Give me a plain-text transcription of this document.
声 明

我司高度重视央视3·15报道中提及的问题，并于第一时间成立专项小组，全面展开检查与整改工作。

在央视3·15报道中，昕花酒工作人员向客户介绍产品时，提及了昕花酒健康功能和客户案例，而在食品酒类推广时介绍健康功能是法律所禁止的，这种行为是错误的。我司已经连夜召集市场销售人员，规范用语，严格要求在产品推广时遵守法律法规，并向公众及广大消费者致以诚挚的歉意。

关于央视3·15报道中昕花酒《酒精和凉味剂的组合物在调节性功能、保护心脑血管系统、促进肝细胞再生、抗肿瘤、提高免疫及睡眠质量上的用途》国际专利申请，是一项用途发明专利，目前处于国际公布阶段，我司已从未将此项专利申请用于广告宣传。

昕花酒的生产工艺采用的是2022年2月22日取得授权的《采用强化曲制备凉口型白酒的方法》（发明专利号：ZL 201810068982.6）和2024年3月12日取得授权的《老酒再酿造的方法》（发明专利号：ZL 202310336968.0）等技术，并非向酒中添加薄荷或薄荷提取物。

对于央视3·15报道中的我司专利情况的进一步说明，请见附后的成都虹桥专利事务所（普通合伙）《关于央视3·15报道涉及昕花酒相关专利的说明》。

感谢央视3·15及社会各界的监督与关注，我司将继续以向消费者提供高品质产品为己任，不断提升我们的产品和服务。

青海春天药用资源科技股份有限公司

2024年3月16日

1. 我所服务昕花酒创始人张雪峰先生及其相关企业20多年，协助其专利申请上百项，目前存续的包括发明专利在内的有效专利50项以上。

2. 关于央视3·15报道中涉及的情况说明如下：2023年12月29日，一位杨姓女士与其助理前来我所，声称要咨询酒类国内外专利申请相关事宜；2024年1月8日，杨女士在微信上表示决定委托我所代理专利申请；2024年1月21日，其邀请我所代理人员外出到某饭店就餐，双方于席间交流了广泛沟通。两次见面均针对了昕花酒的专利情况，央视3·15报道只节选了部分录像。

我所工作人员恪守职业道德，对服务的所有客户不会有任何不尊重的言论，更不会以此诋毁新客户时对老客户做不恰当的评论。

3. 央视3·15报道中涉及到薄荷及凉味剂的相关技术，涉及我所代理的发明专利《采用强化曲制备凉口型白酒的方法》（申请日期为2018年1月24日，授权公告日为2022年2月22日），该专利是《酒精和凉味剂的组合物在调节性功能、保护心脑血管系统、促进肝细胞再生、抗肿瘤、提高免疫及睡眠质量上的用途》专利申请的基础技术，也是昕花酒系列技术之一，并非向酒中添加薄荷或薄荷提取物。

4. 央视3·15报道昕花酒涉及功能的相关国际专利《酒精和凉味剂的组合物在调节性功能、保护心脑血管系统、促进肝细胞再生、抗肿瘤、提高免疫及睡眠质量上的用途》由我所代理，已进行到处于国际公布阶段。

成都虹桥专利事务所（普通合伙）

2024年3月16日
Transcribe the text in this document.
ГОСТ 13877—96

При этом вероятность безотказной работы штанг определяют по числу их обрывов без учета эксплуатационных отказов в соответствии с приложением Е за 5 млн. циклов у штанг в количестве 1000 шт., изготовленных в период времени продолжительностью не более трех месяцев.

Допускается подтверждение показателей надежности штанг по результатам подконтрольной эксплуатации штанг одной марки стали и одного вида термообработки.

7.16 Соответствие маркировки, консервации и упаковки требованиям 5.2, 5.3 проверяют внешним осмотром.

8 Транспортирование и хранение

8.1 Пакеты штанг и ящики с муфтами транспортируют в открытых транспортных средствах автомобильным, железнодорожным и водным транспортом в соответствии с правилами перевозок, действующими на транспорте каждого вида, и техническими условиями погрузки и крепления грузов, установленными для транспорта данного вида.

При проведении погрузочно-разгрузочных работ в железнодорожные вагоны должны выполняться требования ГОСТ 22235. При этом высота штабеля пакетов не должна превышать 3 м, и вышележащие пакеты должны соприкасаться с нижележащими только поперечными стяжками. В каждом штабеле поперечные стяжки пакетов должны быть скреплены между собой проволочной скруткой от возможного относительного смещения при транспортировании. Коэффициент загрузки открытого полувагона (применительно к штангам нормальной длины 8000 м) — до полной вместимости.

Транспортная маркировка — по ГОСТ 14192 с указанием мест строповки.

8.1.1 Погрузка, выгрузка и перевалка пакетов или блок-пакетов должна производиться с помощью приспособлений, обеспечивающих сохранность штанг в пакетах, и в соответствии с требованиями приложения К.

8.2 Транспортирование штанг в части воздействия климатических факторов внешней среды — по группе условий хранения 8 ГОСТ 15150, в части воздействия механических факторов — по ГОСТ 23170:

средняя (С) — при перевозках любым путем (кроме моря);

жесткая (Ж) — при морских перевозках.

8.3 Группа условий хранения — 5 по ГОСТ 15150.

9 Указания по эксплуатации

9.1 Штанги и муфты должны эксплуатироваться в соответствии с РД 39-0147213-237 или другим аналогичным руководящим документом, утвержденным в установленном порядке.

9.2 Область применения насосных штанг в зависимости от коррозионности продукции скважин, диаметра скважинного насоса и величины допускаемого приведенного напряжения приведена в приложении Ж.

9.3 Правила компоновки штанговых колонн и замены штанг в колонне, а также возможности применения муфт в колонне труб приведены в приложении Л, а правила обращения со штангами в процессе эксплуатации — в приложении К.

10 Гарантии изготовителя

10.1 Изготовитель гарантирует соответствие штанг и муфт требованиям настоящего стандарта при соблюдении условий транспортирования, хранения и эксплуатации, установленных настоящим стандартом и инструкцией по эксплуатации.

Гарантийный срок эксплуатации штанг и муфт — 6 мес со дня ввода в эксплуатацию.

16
---
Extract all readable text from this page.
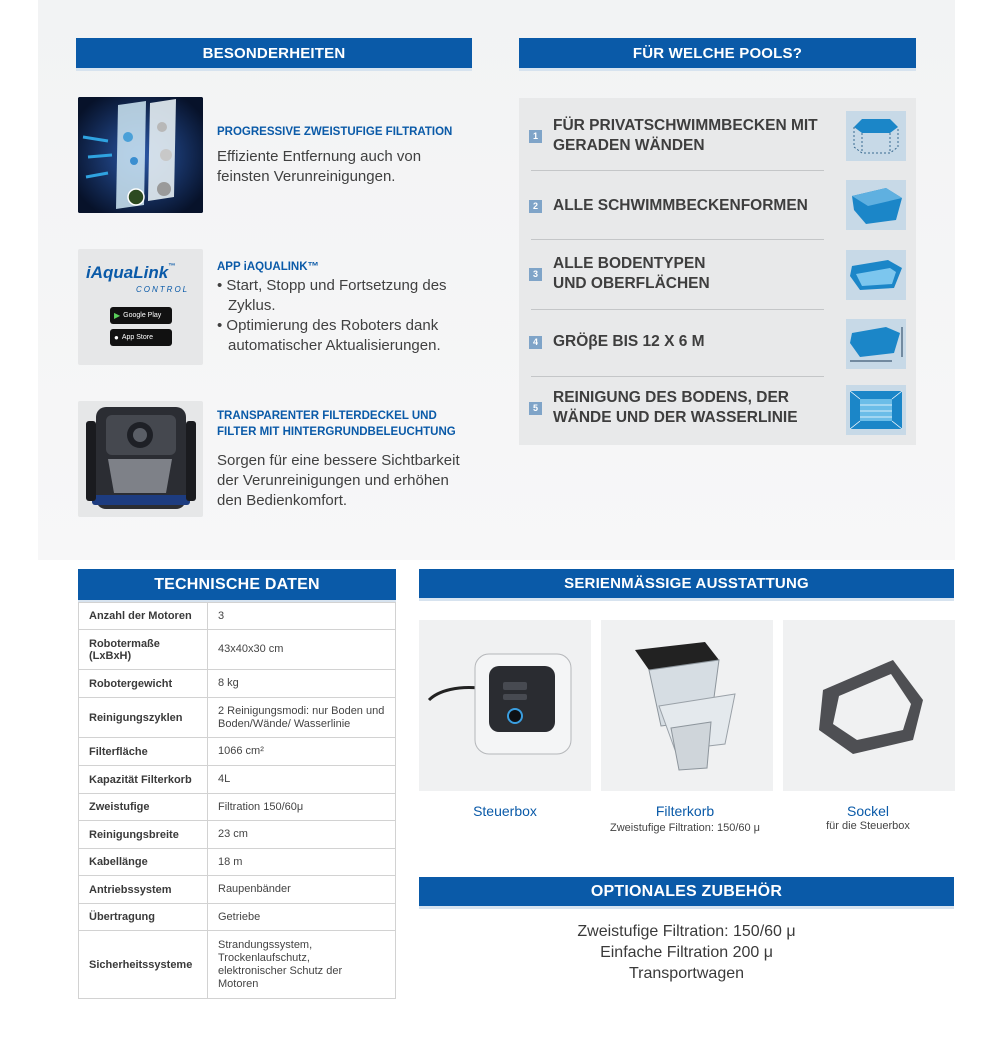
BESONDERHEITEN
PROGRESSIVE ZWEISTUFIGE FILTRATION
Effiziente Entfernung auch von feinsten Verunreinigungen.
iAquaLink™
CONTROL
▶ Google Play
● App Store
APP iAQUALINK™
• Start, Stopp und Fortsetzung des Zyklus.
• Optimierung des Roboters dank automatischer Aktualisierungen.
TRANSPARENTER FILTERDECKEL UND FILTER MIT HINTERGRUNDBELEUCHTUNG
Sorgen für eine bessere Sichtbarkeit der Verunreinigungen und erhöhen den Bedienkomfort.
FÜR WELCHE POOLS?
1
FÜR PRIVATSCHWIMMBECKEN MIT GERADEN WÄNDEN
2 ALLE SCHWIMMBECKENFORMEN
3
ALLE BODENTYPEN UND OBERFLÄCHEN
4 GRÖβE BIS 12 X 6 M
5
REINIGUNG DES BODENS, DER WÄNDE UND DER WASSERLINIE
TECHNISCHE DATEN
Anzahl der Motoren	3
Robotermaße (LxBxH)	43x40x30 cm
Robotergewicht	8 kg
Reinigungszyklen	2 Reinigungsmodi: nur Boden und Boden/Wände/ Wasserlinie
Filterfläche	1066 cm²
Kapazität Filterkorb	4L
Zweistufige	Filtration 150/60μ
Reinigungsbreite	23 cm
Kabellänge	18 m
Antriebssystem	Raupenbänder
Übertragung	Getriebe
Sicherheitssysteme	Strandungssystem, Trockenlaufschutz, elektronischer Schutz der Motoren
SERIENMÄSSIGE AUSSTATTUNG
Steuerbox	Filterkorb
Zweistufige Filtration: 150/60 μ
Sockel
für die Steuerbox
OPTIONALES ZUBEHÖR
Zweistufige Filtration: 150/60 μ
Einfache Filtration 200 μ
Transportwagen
---
WHAT IS NEEDED:
How many lines of these entries contain "Motoren"? Answer with the number and nothing else.

PROBLEM SOLUTION:
2